Extracted records:
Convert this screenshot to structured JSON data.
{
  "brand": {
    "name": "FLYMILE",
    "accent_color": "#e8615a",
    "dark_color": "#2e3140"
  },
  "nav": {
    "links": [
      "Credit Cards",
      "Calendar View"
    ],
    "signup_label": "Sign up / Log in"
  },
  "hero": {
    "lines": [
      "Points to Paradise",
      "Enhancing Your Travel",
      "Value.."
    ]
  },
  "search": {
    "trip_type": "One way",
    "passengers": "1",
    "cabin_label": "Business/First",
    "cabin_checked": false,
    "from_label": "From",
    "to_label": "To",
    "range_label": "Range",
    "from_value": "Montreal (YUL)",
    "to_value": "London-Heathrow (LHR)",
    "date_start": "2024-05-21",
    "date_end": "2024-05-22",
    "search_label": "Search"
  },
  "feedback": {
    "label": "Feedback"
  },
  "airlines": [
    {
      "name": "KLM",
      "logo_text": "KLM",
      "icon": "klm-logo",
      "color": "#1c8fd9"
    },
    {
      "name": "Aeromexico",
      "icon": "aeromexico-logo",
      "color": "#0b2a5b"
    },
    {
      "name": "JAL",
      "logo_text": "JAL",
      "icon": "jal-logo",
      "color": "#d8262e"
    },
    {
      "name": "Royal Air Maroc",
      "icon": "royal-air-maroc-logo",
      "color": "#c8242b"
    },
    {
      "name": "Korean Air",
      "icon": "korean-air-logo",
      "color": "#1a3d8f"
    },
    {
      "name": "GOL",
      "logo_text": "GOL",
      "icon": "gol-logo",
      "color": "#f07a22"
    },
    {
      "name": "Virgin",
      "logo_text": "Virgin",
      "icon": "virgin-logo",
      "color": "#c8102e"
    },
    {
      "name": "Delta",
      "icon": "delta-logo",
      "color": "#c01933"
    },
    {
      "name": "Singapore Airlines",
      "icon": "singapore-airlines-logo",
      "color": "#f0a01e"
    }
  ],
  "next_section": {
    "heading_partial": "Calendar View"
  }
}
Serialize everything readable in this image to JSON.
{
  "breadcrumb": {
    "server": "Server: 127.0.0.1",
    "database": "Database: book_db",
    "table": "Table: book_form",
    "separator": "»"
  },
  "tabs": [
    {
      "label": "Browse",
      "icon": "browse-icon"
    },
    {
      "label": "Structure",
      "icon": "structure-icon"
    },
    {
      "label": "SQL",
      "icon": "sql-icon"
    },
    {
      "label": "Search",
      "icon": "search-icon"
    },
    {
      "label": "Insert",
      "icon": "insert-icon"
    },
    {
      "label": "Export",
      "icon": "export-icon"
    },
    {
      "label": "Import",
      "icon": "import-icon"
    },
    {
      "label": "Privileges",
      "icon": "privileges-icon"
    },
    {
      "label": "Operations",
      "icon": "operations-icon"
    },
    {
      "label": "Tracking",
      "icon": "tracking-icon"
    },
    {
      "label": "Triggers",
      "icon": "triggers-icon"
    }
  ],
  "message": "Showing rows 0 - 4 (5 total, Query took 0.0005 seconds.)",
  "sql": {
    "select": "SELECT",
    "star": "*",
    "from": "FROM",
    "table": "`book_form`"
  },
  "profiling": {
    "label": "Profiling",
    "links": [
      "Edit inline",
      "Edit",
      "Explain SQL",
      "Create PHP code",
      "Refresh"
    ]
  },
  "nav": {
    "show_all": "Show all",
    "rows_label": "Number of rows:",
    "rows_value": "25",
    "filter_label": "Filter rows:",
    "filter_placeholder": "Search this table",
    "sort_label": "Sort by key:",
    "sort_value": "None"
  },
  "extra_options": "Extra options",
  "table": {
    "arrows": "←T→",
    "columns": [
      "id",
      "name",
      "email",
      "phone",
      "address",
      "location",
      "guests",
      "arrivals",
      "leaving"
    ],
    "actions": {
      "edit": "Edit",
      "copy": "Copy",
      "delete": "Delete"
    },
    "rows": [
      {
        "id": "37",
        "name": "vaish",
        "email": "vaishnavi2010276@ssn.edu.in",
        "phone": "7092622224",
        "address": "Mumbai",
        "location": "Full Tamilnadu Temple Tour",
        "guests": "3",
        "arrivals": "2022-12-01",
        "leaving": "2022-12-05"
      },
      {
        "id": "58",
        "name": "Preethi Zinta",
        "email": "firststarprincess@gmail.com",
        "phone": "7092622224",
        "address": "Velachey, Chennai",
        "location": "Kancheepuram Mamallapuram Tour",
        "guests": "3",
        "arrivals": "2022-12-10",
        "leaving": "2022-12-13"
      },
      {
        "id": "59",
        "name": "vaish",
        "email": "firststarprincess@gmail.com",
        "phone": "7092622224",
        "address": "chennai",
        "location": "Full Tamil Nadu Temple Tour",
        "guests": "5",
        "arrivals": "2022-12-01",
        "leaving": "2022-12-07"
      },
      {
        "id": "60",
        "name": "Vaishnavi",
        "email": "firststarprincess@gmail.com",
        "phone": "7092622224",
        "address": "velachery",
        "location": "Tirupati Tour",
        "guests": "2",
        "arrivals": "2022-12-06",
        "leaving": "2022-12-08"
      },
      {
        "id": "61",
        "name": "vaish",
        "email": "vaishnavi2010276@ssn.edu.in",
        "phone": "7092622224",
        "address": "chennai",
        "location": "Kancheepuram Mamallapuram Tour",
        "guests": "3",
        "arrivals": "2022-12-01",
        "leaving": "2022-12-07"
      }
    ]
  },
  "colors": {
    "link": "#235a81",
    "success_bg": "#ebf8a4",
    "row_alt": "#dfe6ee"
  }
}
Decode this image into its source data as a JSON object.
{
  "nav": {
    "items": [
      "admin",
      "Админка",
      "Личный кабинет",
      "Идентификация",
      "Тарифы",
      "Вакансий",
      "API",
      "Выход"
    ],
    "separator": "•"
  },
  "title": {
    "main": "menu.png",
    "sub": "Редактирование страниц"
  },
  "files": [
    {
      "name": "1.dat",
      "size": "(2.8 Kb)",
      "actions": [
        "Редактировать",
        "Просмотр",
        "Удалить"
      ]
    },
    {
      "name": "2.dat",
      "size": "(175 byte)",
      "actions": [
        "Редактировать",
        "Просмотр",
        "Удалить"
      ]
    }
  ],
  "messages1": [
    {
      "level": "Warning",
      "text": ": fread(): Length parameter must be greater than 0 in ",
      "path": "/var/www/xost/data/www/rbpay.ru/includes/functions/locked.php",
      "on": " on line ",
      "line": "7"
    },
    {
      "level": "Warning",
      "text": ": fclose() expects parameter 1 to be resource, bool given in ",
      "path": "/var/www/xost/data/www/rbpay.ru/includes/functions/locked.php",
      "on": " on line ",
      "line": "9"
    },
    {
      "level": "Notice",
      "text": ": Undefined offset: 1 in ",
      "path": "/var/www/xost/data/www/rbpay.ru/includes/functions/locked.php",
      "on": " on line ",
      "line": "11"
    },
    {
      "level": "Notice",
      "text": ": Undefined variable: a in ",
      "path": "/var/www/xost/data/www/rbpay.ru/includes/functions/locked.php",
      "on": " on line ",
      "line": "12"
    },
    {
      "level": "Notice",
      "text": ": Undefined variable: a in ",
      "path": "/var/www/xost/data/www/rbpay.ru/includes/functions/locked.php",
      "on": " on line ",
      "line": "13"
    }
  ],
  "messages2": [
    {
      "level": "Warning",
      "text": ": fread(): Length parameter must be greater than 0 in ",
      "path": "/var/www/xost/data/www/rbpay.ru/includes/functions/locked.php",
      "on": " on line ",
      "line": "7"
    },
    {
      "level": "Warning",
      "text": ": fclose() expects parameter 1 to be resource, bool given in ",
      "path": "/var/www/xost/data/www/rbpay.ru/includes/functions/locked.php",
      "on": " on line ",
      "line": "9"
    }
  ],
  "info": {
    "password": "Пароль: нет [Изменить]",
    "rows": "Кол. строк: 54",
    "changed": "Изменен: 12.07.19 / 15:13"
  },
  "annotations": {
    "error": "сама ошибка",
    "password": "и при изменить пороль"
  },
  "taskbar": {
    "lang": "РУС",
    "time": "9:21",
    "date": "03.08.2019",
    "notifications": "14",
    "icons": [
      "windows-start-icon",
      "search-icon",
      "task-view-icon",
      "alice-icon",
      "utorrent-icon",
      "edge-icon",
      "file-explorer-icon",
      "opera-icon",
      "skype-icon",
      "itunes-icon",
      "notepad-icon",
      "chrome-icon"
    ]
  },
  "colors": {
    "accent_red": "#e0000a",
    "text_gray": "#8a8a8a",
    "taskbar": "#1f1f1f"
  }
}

### Task description:
Determine the number of lines where the string "JSON" occurs, and give that number only.

### Answer in full:
3